What to work on –
Without altering anything, repeat each of the records.

Excerpted data –
====

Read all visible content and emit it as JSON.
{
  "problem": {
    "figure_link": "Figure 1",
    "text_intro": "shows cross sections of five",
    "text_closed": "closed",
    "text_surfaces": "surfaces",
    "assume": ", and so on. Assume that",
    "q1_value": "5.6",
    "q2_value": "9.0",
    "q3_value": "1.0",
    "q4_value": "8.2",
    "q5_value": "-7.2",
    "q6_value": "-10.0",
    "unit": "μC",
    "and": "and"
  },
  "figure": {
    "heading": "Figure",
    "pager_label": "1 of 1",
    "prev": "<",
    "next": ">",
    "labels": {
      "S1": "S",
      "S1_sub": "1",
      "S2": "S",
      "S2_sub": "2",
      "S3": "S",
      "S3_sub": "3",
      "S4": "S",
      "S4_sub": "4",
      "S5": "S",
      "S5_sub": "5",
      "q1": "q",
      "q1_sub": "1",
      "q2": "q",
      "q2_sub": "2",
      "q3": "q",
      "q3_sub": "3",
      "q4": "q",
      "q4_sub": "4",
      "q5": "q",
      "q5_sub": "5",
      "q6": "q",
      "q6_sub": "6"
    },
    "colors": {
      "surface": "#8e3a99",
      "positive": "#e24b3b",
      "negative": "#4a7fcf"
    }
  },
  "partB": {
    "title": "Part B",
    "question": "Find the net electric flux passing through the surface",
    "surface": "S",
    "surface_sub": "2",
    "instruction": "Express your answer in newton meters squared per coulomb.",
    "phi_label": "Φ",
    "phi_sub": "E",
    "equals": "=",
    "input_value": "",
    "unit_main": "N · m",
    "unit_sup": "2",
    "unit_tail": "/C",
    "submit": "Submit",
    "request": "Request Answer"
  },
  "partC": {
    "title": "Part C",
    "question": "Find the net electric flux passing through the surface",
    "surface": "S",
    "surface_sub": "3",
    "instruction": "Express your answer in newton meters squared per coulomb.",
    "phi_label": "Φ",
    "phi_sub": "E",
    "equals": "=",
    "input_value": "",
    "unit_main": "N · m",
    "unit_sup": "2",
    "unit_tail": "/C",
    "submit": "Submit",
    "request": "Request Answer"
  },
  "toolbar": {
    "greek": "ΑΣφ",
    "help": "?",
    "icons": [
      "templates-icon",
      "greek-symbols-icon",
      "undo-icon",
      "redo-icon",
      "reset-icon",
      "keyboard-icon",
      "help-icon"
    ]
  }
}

====

Result for this task –
Read all visible content and emit it as JSON.
{
  "problem": {
    "figure_link": "Figure 1",
    "text_intro": "shows cross sections of five",
    "text_closed": "closed",
    "text_surfaces": "surfaces",
    "assume": ", and so on. Assume that",
    "q1_value": "5.6",
    "q2_value": "9.0",
    "q3_value": "1.0",
    "q4_value": "8.2",
    "q5_value": "-7.2",
    "q6_value": "-10.0",
    "unit": "μC",
    "and": "and"
  },
  "figure": {
    "heading": "Figure",
    "pager_label": "1 of 1",
    "prev": "<",
    "next": ">",
    "labels": {
      "S1": "S",
      "S1_sub": "1",
      "S2": "S",
      "S2_sub": "2",
      "S3": "S",
      "S3_sub": "3",
      "S4": "S",
      "S4_sub": "4",
      "S5": "S",
      "S5_sub": "5",
      "q1": "q",
      "q1_sub": "1",
      "q2": "q",
      "q2_sub": "2",
      "q3": "q",
      "q3_sub": "3",
      "q4": "q",
      "q4_sub": "4",
      "q5": "q",
      "q5_sub": "5",
      "q6": "q",
      "q6_sub": "6"
    },
    "colors": {
      "surface": "#8e3a99",
      "positive": "#e24b3b",
      "negative": "#4a7fcf"
    }
  },
  "partB": {
    "title": "Part B",
    "question": "Find the net electric flux passing through the surface",
    "surface": "S",
    "surface_sub": "2",
    "instruction": "Express your answer in newton meters squared per coulomb.",
    "phi_label": "Φ",
    "phi_sub": "E",
    "equals": "=",
    "input_value": "",
    "unit_main": "N · m",
    "unit_sup": "2",
    "unit_tail": "/C",
    "submit": "Submit",
    "request": "Request Answer"
  },
  "partC": {
    "title": "Part C",
    "question": "Find the net electric flux passing through the surface",
    "surface": "S",
    "surface_sub": "3",
    "instruction": "Express your answer in newton meters squared per coulomb.",
    "phi_label": "Φ",
    "phi_sub": "E",
    "equals": "=",
    "input_value": "",
    "unit_main": "N · m",
    "unit_sup": "2",
    "unit_tail": "/C",
    "submit": "Submit",
    "request": "Request Answer"
  },
  "toolbar": {
    "greek": "ΑΣφ",
    "help": "?",
    "icons": [
      "templates-icon",
      "greek-symbols-icon",
      "undo-icon",
      "redo-icon",
      "reset-icon",
      "keyboard-icon",
      "help-icon"
    ]
  }
}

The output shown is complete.